Dataset items:
━━━━━━

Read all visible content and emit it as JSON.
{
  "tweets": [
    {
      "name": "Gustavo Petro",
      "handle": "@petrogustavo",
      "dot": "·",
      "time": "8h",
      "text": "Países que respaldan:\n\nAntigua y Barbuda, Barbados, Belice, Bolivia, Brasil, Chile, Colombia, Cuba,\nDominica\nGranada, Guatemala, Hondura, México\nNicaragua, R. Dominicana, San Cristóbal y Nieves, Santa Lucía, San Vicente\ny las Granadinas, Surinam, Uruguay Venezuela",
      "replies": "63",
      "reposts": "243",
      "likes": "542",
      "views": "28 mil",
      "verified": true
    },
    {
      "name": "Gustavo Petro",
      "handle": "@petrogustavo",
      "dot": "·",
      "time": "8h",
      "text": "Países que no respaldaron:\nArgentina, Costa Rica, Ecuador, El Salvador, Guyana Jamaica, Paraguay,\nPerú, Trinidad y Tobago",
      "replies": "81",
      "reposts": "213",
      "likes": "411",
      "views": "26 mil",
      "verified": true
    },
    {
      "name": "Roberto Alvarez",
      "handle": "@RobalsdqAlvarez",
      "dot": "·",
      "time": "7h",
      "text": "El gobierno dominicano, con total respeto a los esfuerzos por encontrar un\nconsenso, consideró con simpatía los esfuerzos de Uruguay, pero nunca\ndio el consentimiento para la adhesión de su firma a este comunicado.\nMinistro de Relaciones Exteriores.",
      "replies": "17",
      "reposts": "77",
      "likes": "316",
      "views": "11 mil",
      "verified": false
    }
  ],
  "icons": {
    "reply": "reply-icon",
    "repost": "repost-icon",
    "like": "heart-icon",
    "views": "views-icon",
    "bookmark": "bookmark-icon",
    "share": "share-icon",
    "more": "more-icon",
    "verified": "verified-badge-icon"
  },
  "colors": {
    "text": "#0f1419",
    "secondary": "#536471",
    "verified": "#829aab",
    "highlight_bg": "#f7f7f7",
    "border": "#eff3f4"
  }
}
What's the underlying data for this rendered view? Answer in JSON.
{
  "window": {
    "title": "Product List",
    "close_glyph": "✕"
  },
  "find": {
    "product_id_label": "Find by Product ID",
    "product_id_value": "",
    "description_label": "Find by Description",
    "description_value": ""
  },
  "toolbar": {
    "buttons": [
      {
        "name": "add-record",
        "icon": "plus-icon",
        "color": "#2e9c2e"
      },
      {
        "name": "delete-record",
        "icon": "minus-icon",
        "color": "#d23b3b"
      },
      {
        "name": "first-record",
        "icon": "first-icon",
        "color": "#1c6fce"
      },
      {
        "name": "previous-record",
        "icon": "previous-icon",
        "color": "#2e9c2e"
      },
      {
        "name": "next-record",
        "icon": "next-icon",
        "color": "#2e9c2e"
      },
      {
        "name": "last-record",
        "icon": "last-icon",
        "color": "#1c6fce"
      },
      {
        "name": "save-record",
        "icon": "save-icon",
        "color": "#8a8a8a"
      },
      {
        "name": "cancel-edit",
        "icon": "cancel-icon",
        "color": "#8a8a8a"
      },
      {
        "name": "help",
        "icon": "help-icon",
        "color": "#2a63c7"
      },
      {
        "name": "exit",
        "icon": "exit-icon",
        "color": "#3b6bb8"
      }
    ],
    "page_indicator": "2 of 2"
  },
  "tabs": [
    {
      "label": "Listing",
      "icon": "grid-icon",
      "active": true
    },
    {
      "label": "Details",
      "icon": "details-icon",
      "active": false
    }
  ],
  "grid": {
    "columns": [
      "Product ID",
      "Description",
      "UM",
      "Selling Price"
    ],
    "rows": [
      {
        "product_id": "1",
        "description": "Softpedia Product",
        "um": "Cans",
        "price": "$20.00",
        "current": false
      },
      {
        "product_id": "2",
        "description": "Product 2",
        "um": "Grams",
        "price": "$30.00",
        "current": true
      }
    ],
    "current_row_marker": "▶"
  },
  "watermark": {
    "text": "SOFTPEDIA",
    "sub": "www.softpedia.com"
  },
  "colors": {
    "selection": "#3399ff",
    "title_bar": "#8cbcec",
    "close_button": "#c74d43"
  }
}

━━━━━━

Directions:
Your task is to pick out every line with the string "false" and copy it.

Finished answer:
      "verified": false
      "active": false
        "current": false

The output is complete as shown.